* [CHALLENGE 1]: In the rows, rewrite the lines from the one holding "62, 282, 86]" through the one holding "display-name[interactable]: lo kira", inclusive, with "interactable" changed to "clickable" and everything else left as is.

As far as we know the White House Honey Brown Ale is the first alcohol brewed or distilled on the White House grounds. George Washington brewed beer and distilled whiskey at Mount Vernon and Thomas Jefferson made wine but there's no evidence that any beer has been brewed in the White House. (Although we do know there was some drinking during prohibition…)
Since our first batch of White House Honey Brown Ale, we've added the Honey Porter and have gone even further to add a Honey Blonde this past summer. Like many home brewers who add secret ingredients to make their beer unique, all of our brews have honey that we tapped from the first ever bee-hive on the South Lawn. The honey gives the beer a rich aroma and a nice finish but it doesn't sweeten it.
Also in the article is a YouTube video describing the brewing process:
They make beer the same way I do! Only difference is that my primary fermentation is still in plastic Ale Pails instead of glass. But I saw a few of those in the cellar. And for those who think they have a beef about "tax dollars being spent to make beer," the only stuff I saw that wouldn't already have been in the kitchen was a hydrometer, siphon, bottling wand, capper and some caps. Plus the Ale Pails and maybe some glass water cooler bottles. Maybe $100-200 that we've already been told came out of the President's pocket.
Without all the ado out of the way, here are the two recipes to be released:
White House Honey Porter
- 2 (3.3 lb) cans light unhopped malt extract
- 3/4 lb Munich Malt (cracked)
- 1 lb crystal 20 malt (cracked)
- 6 oz black malt (cracked)
- 3 oz chocolate malt (cracked)
- 1 lb White House Honey
- 10 HBUs bittering hops
- 1/2 oz Hallertauer Aroma hops
- 1 pkg Nottingham dry yeast
- 3/4 cup corn sugar for bottling
- In a 6 qt pot, add grains to 2.25 qts of 168˚F water. Mix well to bring temp down to 155˚. Steep on stovetop at 155˚F for 45 minutes. Meanwhile, bring 2 gallons of water to 165˚F in a 12 qt pot. Place strainer over, then pour and spoon all the grains and liquid in. Rinse with 2 gallons of 165˚F water. Let liquid drain through. Discard the grains and bring the liquid to a boil. Set aside.
- Add the 2 cans of malt extract and honey into the pot. Stir well.
- Boil for an hour. Add half of the bittering hops at the 15 minute mark, the other half at 30 minute mark, then the aroma hops at the 60 minute mark.
- Set aside and let stand for 15 minutes.
- Place 2 gallons of chilled water into the primary fermenter and add the hot wort into it. Top with more water to total 5 gallons if necessary. Place into an ice bath to cool down to 70-80˚.
- Activate dry yeast in 1 cup of sterilized water at 75-90˚ for fifteen minutes. Pitch yeast into the fermenter. Fill airlock halfway with water. Ferment at room temp (64-68˚) for 3-4 days.
- Siphon over to a secondary glass fermenter for another 4-7 days.

Records in a dataset:

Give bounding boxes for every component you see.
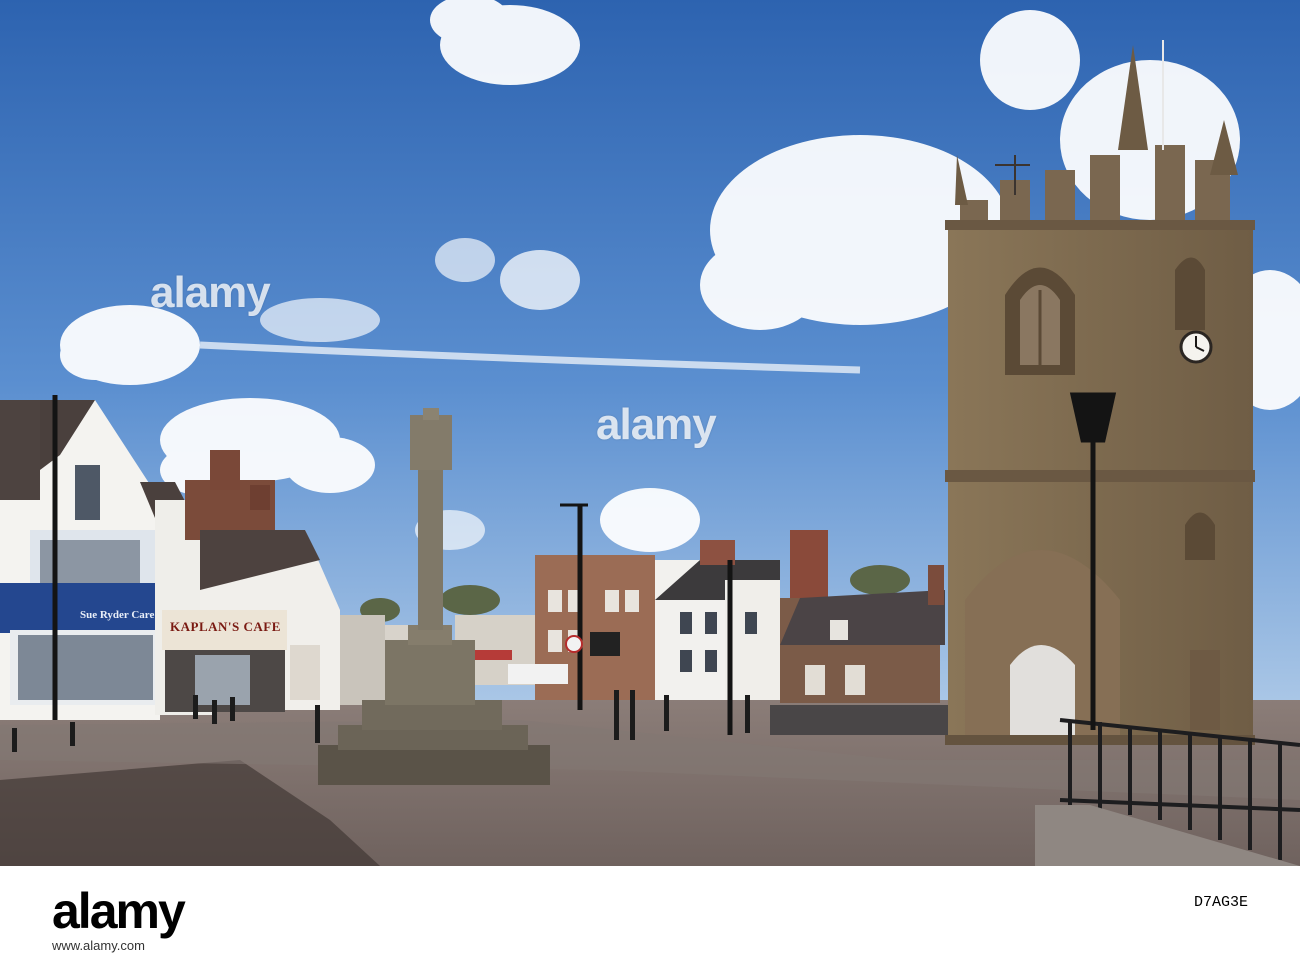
watermark-secondary: alamy [596, 400, 717, 449]
image-id-label: D7AG3E [1193, 894, 1248, 911]
town-square-photo: Sue Ryder Care KAPLAN'S CAFE alamy alamy [0, 0, 1300, 866]
cafe-sign: KAPLAN'S CAFE [170, 619, 281, 634]
charity-shop-sign: Sue Ryder Care [80, 609, 155, 621]
footer-logo: alamy [52, 883, 186, 939]
footer-url[interactable]: www.alamy.com [52, 938, 145, 953]
footer-bar [0, 866, 1300, 956]
watermark-primary: alamy [150, 268, 271, 317]
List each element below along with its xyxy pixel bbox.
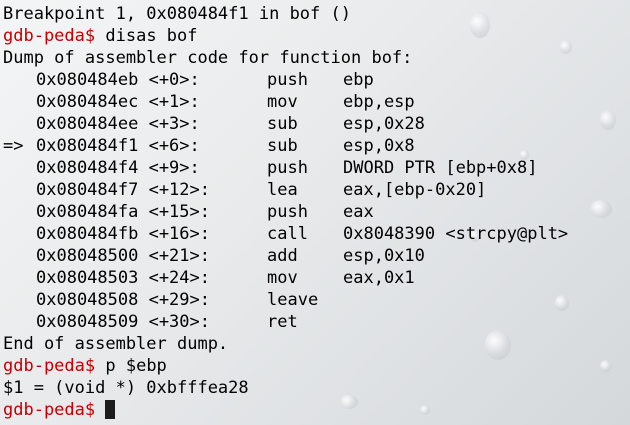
current-instruction-marker bbox=[3, 91, 36, 113]
instruction-operands: eax,0x1 bbox=[343, 268, 415, 288]
command-text: disas bof bbox=[105, 26, 198, 46]
instruction-row: 0x080484f4 <+9>: push DWORD PTR [ebp+0x8… bbox=[3, 157, 630, 179]
command-text: p $ebp bbox=[105, 356, 167, 376]
instruction-row: 0x080484ee <+3>: sub esp,0x28 bbox=[3, 113, 630, 135]
current-instruction-marker bbox=[3, 267, 36, 289]
instruction-operands: esp,0x8 bbox=[343, 136, 415, 156]
instruction-operands: eax,[ebp-0x20] bbox=[343, 180, 487, 200]
instruction-mnemonic: mov bbox=[267, 92, 298, 112]
instruction-row-current: => 0x080484f1 <+6>: sub esp,0x8 bbox=[3, 135, 630, 157]
instruction-row: 0x08048503 <+24>: mov eax,0x1 bbox=[3, 267, 630, 289]
instruction-row: 0x080484f7 <+12>: lea eax,[ebp-0x20] bbox=[3, 179, 630, 201]
instruction-mnemonic: push bbox=[267, 158, 308, 178]
ebp-value-text: $1 = (void *) 0xbfffea28 bbox=[3, 378, 249, 398]
instruction-address: 0x080484ec <+1>: bbox=[36, 92, 200, 112]
instruction-mnemonic: ret bbox=[267, 312, 298, 332]
instruction-address: 0x080484fb <+16>: bbox=[36, 224, 210, 244]
current-instruction-marker: => bbox=[3, 136, 24, 156]
dump-footer: End of assembler dump. bbox=[3, 333, 630, 355]
breakpoint-text: Breakpoint 1, 0x080484f1 in bof () bbox=[3, 4, 351, 24]
current-instruction-marker bbox=[3, 289, 36, 311]
terminal-window[interactable]: Breakpoint 1, 0x080484f1 in bof () gdb-p… bbox=[0, 0, 630, 425]
instruction-mnemonic: lea bbox=[267, 180, 298, 200]
instruction-address: 0x08048503 <+24>: bbox=[36, 268, 210, 288]
instruction-operands: esp,0x10 bbox=[343, 246, 425, 266]
print-result: $1 = (void *) 0xbfffea28 bbox=[3, 377, 630, 399]
dump-header-text: Dump of assembler code for function bof: bbox=[3, 48, 413, 68]
dump-footer-text: End of assembler dump. bbox=[3, 334, 229, 354]
command-line-print: gdb-peda$ p $ebp bbox=[3, 355, 630, 377]
instruction-mnemonic: sub bbox=[267, 114, 298, 134]
instruction-mnemonic: sub bbox=[267, 136, 298, 156]
instruction-address: 0x08048509 <+30>: bbox=[36, 312, 210, 332]
instruction-address: 0x080484f1 <+6>: bbox=[36, 136, 200, 156]
instruction-row: 0x080484fa <+15>: push eax bbox=[3, 201, 630, 223]
instruction-mnemonic: mov bbox=[267, 268, 298, 288]
instruction-mnemonic: add bbox=[267, 246, 298, 266]
instruction-address: 0x08048508 <+29>: bbox=[36, 290, 210, 310]
instruction-row: 0x08048509 <+30>: ret bbox=[3, 311, 630, 333]
gdb-prompt: gdb-peda$ bbox=[3, 400, 96, 420]
disassembly-listing: 0x080484eb <+0>: push ebp 0x080484ec <+1… bbox=[3, 69, 630, 333]
instruction-row: 0x080484eb <+0>: push ebp bbox=[3, 69, 630, 91]
command-line-disas: gdb-peda$ disas bof bbox=[3, 25, 630, 47]
instruction-mnemonic: push bbox=[267, 202, 308, 222]
breakpoint-message: Breakpoint 1, 0x080484f1 in bof () bbox=[3, 3, 630, 25]
current-instruction-marker bbox=[3, 69, 36, 91]
instruction-mnemonic: push bbox=[267, 70, 308, 90]
instruction-address: 0x080484fa <+15>: bbox=[36, 202, 210, 222]
gdb-prompt: gdb-peda$ bbox=[3, 356, 96, 376]
current-instruction-marker bbox=[3, 113, 36, 135]
instruction-address: 0x080484ee <+3>: bbox=[36, 114, 200, 134]
instruction-address: 0x080484f7 <+12>: bbox=[36, 180, 210, 200]
current-instruction-marker bbox=[3, 179, 36, 201]
active-command-line[interactable]: gdb-peda$ bbox=[3, 399, 630, 421]
instruction-row: 0x08048500 <+21>: add esp,0x10 bbox=[3, 245, 630, 267]
current-instruction-marker bbox=[3, 311, 36, 333]
instruction-row: 0x080484fb <+16>: call 0x8048390 <strcpy… bbox=[3, 223, 630, 245]
instruction-row: 0x08048508 <+29>: leave bbox=[3, 289, 630, 311]
dump-header: Dump of assembler code for function bof: bbox=[3, 47, 630, 69]
instruction-address: 0x080484f4 <+9>: bbox=[36, 158, 200, 178]
instruction-mnemonic: leave bbox=[267, 290, 319, 310]
instruction-mnemonic: call bbox=[267, 224, 308, 244]
instruction-row: 0x080484ec <+1>: mov ebp,esp bbox=[3, 91, 630, 113]
instruction-address: 0x08048500 <+21>: bbox=[36, 246, 210, 266]
current-instruction-marker bbox=[3, 201, 36, 223]
instruction-operands: ebp,esp bbox=[343, 92, 415, 112]
text-cursor[interactable] bbox=[105, 400, 116, 419]
current-instruction-marker bbox=[3, 223, 36, 245]
instruction-operands: esp,0x28 bbox=[343, 114, 425, 134]
instruction-operands: eax bbox=[343, 202, 374, 222]
instruction-address: 0x080484eb <+0>: bbox=[36, 70, 200, 90]
instruction-operands: ebp bbox=[343, 70, 374, 90]
gdb-prompt: gdb-peda$ bbox=[3, 26, 96, 46]
instruction-operands: 0x8048390 <strcpy@plt> bbox=[343, 224, 569, 244]
instruction-operands: DWORD PTR [ebp+0x8] bbox=[343, 158, 538, 178]
current-instruction-marker bbox=[3, 245, 36, 267]
current-instruction-marker bbox=[3, 157, 36, 179]
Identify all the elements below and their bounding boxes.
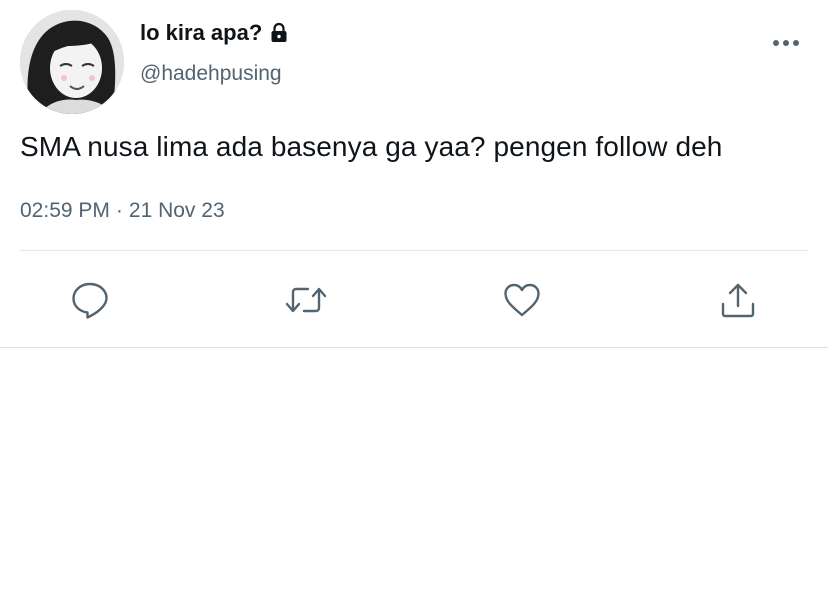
user-handle[interactable]: @hadehpusing	[140, 62, 282, 86]
reply-button[interactable]	[68, 278, 112, 322]
like-button[interactable]	[500, 278, 544, 322]
profile-photo	[20, 10, 124, 114]
reply-icon	[72, 282, 108, 319]
more-dots-icon	[773, 40, 799, 46]
tweet-date: 21 Nov 23	[128, 199, 225, 222]
tweet-timestamp[interactable]: 02:59 PM · 21 Nov 23	[20, 199, 225, 223]
display-name[interactable]: lo kira apa?	[140, 20, 290, 46]
tweet-time: 02:59 PM	[20, 199, 110, 222]
share-button[interactable]	[716, 278, 760, 322]
retweet-icon	[285, 287, 327, 313]
heart-icon	[504, 283, 540, 317]
tweet-text: SMA nusa lima ada basenya ga yaa? pengen…	[20, 131, 723, 162]
more-button[interactable]	[766, 28, 806, 58]
share-icon	[721, 283, 755, 318]
avatar[interactable]	[20, 10, 124, 114]
retweet-button[interactable]	[284, 278, 328, 322]
timestamp-separator: ·	[115, 199, 123, 222]
tweet: lo kira apa? @hadehpusing SMA nusa lima …	[0, 0, 828, 348]
divider	[20, 250, 808, 251]
display-name-text: lo kira apa?	[140, 20, 263, 45]
tweet-bottom-border	[0, 347, 828, 348]
lock-icon	[268, 22, 290, 44]
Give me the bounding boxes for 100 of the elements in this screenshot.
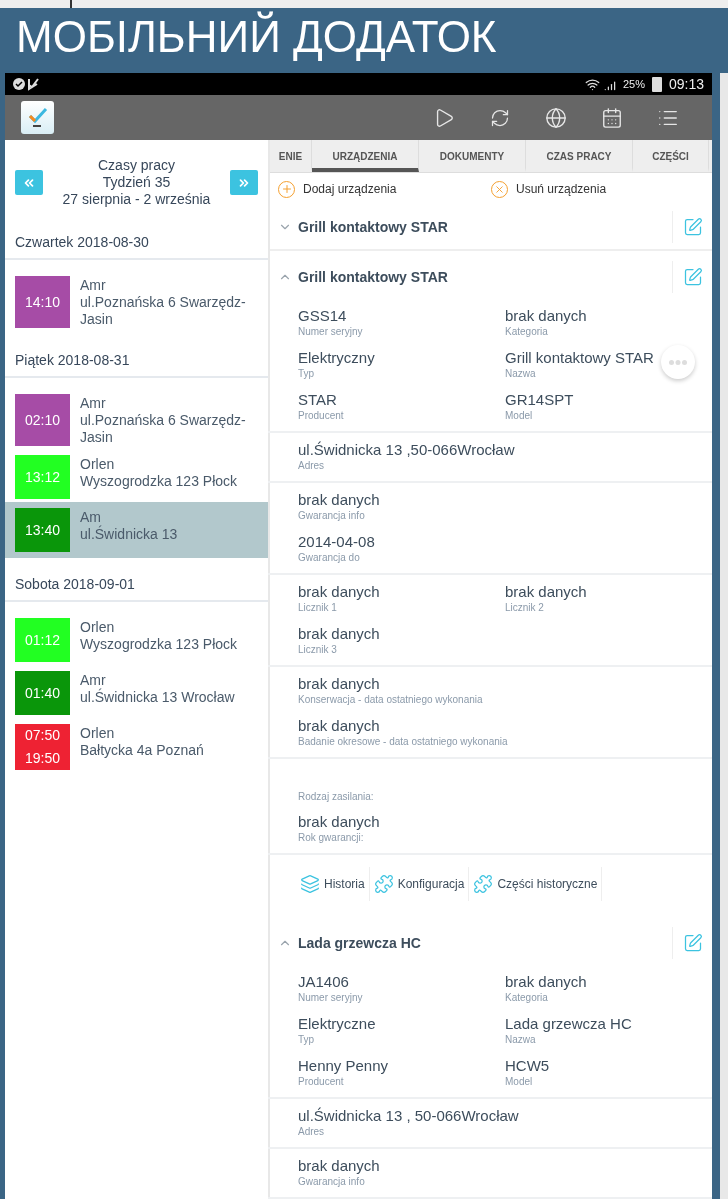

* [CHALLENGE 2]: Summarize the White House beer passage in two sentences.

* [TASK RESULT 1]:
user-handle[clickable]: @hadehpusing	[140, 62, 282, 86]
reply-button[clickable]	[68, 278, 112, 322]
like-button[clickable]	[500, 278, 544, 322]
profile-photo	[20, 10, 124, 114]
reply-icon	[72, 282, 108, 319]
more-dots-icon	[773, 40, 799, 46]
tweet-date: 21 Nov 23	[128, 199, 225, 222]
tweet-timestamp[clickable]: 02:59 PM · 21 Nov 23	[20, 199, 225, 223]
display-name[clickable]: lo kira apa?	[140, 20, 290, 46]

* [TASK RESULT 2]: The White House Honey Brown Ale is believed to be the first alcohol brewed on the White House grounds, and it was later joined by a Honey Porter and a Honey Blonde, all made with honey from the first beehive on the South Lawn. The writer notes that the beer is made with ordinary home-brewing equipment paid for by the President, then lists the Honey Porter's ingredients and steps for steeping the grains, boiling the malt extract, honey and hops, cooling, and fermenting.